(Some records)
.....

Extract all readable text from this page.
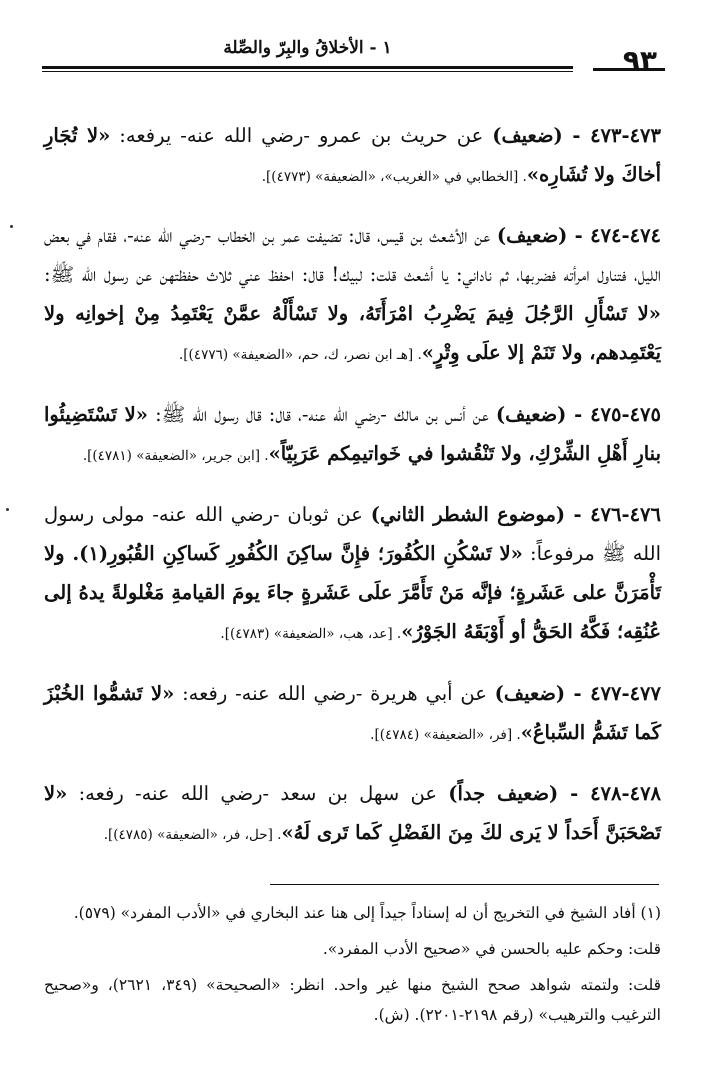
٩٣
١ - الأخلاقُ والبِرّ والصِّلة

٤٧٣-٤٧٣ - (ضعيف) عن حريث بن عمرو -رضي الله عنه- يرفعه: «لا تُجَارِ أخاكَ ولا تُشَارِه». [الخطابي في «الغريب»، «الضعيفة» (٤٧٧٣)].

٤٧٤-٤٧٤ - (ضعيف) عن الأشعث بن قيس، قال: تضيفت عمر بن الخطاب -رضي الله عنه-، فقام في بعض الليل، فتناول امرأته فضربها، ثم ناداني: يا أشعث قلت: لبيك! قال: احفظ عني ثلاث حفظتهن عن رسول الله ﷺ: «لا تَسْأَلِ الرَّجُلَ فِيمَ يَضْرِبُ امْرَأَتَهُ، ولا تَسْأَلْهُ عمَّنْ يَعْتَمِدُ مِنْ إخوانِه ولا يَعْتَمِدهم، ولا تَنَمْ إلا علَى وِتْرٍ». [هـ ابن نصر، ك، حم، «الضعيفة» (٤٧٧٦)].

٤٧٥-٤٧٥ - (ضعيف) عن أنس بن مالك -رضي الله عنه-، قال: قال رسول الله ﷺ: «لا تَسْتَضِيئُوا بنارِ أَهْلِ الشِّرْكِ، ولا تَنْقُشوا في خَواتيمِكم عَرَبِيّاً». [ابن جرير، «الضعيفة» (٤٧٨١)].

٤٧٦-٤٧٦ - (موضوع الشطر الثاني) عن ثوبان -رضي الله عنه- مولى رسول الله ﷺ مرفوعاً: «لا تَسْكُنِ الكُفُورَ؛ فإِنَّ ساكِنَ الكُفُورِ كَساكِنِ القُبُورِ(١). ولا تَأْمَرَنَّ على عَشَرةٍ؛ فإنَّه مَنْ تَأَمَّرَ علَى عَشَرةٍ جاءَ يومَ القيامةِ مَغْلولةً يدهُ إلى عُنُقِه؛ فَكَّهُ الحَقُّ أو أَوْبَقَهُ الجَوْرُ». [عد، هب، «الضعيفة» (٤٧٨٣)].

٤٧٧-٤٧٧ - (ضعيف) عن أبي هريرة -رضي الله عنه- رفعه: «لا تَشمُّوا الخُبْزَ كَما تَشَمُّ السِّباعُ». [فر، «الضعيفة» (٤٧٨٤)].

٤٧٨-٤٧٨ - (ضعيف جداً) عن سهل بن سعد -رضي الله عنه- رفعه: «لا تَصْحَبَنَّ أَحَداً لا يَرى لكَ مِنَ الفَضْلِ كَما تَرى لَهُ». [حل، فر، «الضعيفة» (٤٧٨٥)].

(١) أفاد الشيخ في التخريج أن له إسناداً جيداً إلى هنا عند البخاري في «الأدب المفرد» (٥٧٩).

قلت: وحكم عليه بالحسن في «صحيح الأدب المفرد».

قلت: ولتمته شواهد صحح الشيخ منها غير واحد. انظر: «الصحيحة» (٣٤٩، ٢٦٢١)، و«صحيح الترغيب والترهيب» (رقم ٢١٩٨-٢٢٠١). (ش).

.....

__Problem to solve__.
Write out all the records again, exactly, minus any pictures.

__Answer to this exercise__.
Extract all readable text from this page.
٩٣
١ - الأخلاقُ والبِرّ والصِّلة

٤٧٣-٤٧٣ - (ضعيف) عن حريث بن عمرو -رضي الله عنه- يرفعه: «لا تُجَارِ أخاكَ ولا تُشَارِه». [الخطابي في «الغريب»، «الضعيفة» (٤٧٧٣)].

٤٧٤-٤٧٤ - (ضعيف) عن الأشعث بن قيس، قال: تضيفت عمر بن الخطاب -رضي الله عنه-، فقام في بعض الليل، فتناول امرأته فضربها، ثم ناداني: يا أشعث قلت: لبيك! قال: احفظ عني ثلاث حفظتهن عن رسول الله ﷺ: «لا تَسْأَلِ الرَّجُلَ فِيمَ يَضْرِبُ امْرَأَتَهُ، ولا تَسْأَلْهُ عمَّنْ يَعْتَمِدُ مِنْ إخوانِه ولا يَعْتَمِدهم، ولا تَنَمْ إلا علَى وِتْرٍ». [هـ ابن نصر، ك، حم، «الضعيفة» (٤٧٧٦)].

٤٧٥-٤٧٥ - (ضعيف) عن أنس بن مالك -رضي الله عنه-، قال: قال رسول الله ﷺ: «لا تَسْتَضِيئُوا بنارِ أَهْلِ الشِّرْكِ، ولا تَنْقُشوا في خَواتيمِكم عَرَبِيّاً». [ابن جرير، «الضعيفة» (٤٧٨١)].

٤٧٦-٤٧٦ - (موضوع الشطر الثاني) عن ثوبان -رضي الله عنه- مولى رسول الله ﷺ مرفوعاً: «لا تَسْكُنِ الكُفُورَ؛ فإِنَّ ساكِنَ الكُفُورِ كَساكِنِ القُبُورِ(١). ولا تَأْمَرَنَّ على عَشَرةٍ؛ فإنَّه مَنْ تَأَمَّرَ علَى عَشَرةٍ جاءَ يومَ القيامةِ مَغْلولةً يدهُ إلى عُنُقِه؛ فَكَّهُ الحَقُّ أو أَوْبَقَهُ الجَوْرُ». [عد، هب، «الضعيفة» (٤٧٨٣)].

٤٧٧-٤٧٧ - (ضعيف) عن أبي هريرة -رضي الله عنه- رفعه: «لا تَشمُّوا الخُبْزَ كَما تَشَمُّ السِّباعُ». [فر، «الضعيفة» (٤٧٨٤)].

٤٧٨-٤٧٨ - (ضعيف جداً) عن سهل بن سعد -رضي الله عنه- رفعه: «لا تَصْحَبَنَّ أَحَداً لا يَرى لكَ مِنَ الفَضْلِ كَما تَرى لَهُ». [حل، فر، «الضعيفة» (٤٧٨٥)].

(١) أفاد الشيخ في التخريج أن له إسناداً جيداً إلى هنا عند البخاري في «الأدب المفرد» (٥٧٩).

قلت: وحكم عليه بالحسن في «صحيح الأدب المفرد».

قلت: ولتمته شواهد صحح الشيخ منها غير واحد. انظر: «الصحيحة» (٣٤٩، ٢٦٢١)، و«صحيح الترغيب والترهيب» (رقم ٢١٩٨-٢٢٠١). (ش).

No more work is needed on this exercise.